◆ Text passage ◆
****************
I also added the plugins directly to Claude Code: ty Plugin · claude-code-lsps · enabled vscode-langservers Plugin · claude-code-lsps · enabled vtsls Plugin · claude-code-lsps · enabled

  ~ cat ~/.claude/CLAUDE.md 
# Python Environment - ALWAYS use uv — never use pip, pip install, python, or python3 directly - Activate venv: `source .venv/bin/activate` - Install deps: `uv sync` - Add a dep: `uv add <package>` - Run scripts: `uv run <script.py>` - Run tools: `uvx <tool>`

# Long-running scripts - Any script, command, migration, data job, or test run that may take more than 2-3 seconds should emit regular status updates while it runs. - Prefer progress that is useful for diagnosing where time is going: current phase, item counts, batch numbers, elapsed time, retry/backoff state, or the external service being waited on. - For loops or batch jobs, log progress periodically rather than only at start/end; keep the cadence readable and avoid flooding output.
****************
Bounding box prediction data
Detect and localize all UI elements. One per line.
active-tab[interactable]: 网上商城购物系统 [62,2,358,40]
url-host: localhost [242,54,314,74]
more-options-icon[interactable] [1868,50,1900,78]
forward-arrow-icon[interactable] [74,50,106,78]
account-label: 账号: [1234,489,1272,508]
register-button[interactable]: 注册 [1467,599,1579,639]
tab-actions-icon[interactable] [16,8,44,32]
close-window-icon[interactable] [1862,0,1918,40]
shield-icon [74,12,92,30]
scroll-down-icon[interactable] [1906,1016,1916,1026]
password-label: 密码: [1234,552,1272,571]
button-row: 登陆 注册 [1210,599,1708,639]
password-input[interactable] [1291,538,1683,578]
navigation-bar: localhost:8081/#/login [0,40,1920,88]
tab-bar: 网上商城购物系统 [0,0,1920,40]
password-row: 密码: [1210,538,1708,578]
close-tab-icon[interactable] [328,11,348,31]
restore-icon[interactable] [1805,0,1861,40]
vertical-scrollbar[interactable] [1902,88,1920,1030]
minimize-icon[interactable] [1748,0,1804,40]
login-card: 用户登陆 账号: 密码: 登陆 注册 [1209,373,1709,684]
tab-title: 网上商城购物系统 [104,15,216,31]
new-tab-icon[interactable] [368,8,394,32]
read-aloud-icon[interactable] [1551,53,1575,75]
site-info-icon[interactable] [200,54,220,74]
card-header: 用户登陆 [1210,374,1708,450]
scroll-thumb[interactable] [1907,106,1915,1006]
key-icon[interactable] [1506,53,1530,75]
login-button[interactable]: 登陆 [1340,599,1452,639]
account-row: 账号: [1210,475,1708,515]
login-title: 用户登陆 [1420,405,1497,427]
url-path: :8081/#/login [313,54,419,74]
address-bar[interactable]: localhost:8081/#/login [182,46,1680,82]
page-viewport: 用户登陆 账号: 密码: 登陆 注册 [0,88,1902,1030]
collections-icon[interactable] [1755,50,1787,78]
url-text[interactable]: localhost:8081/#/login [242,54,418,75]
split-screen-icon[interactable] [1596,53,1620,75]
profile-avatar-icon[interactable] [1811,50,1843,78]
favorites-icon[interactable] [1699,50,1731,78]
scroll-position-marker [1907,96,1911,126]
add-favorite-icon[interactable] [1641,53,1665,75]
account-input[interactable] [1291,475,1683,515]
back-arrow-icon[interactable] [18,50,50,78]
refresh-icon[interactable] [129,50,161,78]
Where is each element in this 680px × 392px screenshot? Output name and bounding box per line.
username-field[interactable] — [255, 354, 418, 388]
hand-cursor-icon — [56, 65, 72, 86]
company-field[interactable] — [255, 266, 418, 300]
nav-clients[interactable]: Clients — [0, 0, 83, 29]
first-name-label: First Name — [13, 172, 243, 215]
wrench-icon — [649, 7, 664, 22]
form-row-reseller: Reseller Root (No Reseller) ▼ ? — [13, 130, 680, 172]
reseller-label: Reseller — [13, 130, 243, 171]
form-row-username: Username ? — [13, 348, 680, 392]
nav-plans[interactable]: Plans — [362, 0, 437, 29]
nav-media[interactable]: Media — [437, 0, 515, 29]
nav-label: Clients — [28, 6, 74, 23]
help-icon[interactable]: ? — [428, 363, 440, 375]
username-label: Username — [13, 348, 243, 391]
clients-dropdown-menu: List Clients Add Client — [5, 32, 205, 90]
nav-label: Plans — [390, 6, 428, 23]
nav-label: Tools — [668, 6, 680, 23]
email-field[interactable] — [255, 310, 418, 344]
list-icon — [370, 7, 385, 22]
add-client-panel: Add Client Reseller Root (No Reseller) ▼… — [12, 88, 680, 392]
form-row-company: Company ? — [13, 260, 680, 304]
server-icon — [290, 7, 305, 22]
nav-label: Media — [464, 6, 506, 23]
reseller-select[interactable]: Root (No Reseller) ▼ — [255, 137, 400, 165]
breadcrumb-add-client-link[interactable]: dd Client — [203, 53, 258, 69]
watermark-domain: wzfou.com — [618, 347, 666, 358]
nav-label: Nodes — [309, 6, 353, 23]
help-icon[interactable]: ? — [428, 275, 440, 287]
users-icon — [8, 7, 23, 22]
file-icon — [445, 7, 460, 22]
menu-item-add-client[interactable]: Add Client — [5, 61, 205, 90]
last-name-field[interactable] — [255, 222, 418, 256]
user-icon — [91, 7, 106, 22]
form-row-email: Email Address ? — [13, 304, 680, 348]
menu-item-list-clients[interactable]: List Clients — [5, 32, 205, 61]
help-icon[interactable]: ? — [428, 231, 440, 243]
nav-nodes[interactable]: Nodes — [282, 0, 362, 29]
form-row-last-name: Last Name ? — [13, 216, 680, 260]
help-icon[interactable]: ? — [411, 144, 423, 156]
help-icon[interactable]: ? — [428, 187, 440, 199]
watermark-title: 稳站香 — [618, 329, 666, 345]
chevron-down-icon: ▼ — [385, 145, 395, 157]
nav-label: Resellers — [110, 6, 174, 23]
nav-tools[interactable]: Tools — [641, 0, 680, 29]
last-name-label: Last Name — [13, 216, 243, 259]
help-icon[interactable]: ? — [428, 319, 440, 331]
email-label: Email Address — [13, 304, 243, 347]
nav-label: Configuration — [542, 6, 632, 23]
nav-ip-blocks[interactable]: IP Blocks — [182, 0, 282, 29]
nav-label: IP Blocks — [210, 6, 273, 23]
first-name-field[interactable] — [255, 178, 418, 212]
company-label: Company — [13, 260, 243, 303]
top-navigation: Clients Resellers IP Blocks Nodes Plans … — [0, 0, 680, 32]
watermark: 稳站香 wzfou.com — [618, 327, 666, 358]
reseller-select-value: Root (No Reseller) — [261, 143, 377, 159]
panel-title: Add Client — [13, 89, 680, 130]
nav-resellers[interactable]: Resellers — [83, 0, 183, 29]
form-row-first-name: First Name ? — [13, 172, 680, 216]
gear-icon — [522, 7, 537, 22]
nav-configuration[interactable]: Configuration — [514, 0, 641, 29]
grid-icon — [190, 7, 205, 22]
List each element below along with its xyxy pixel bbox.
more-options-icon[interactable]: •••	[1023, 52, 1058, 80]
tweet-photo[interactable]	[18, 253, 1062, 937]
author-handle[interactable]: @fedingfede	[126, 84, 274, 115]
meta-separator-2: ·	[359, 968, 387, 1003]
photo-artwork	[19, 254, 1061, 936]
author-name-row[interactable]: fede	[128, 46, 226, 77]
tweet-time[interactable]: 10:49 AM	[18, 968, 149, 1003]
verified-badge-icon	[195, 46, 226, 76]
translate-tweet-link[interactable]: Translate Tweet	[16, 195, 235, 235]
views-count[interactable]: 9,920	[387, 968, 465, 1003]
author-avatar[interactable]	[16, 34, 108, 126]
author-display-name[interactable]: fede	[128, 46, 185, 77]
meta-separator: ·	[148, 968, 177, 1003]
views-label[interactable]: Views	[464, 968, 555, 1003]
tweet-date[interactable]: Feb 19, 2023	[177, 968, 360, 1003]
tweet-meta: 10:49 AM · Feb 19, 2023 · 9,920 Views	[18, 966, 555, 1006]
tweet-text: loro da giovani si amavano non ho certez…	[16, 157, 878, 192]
****************
◆ To do ◆
1. List every kind of progress detail that the notes suggest a long-running script should report.
2. Answer these from the notes:
(a) Which command installs dependencies?
(b) Scripts that may take more than how many seconds should emit regular status updates?
(c) What plugin collection are the ty, vscode-langservers and vtsls plugins from?
These records have no connection to the notes.

◆ Answers for the exercise ◆
1.
- current phase
- item counts
- batch numbers
- elapsed time
- retry/backoff state
- the external service being waited on

2.
(a) `uv sync`
(b) 2-3 seconds
(c) claude-code-lsps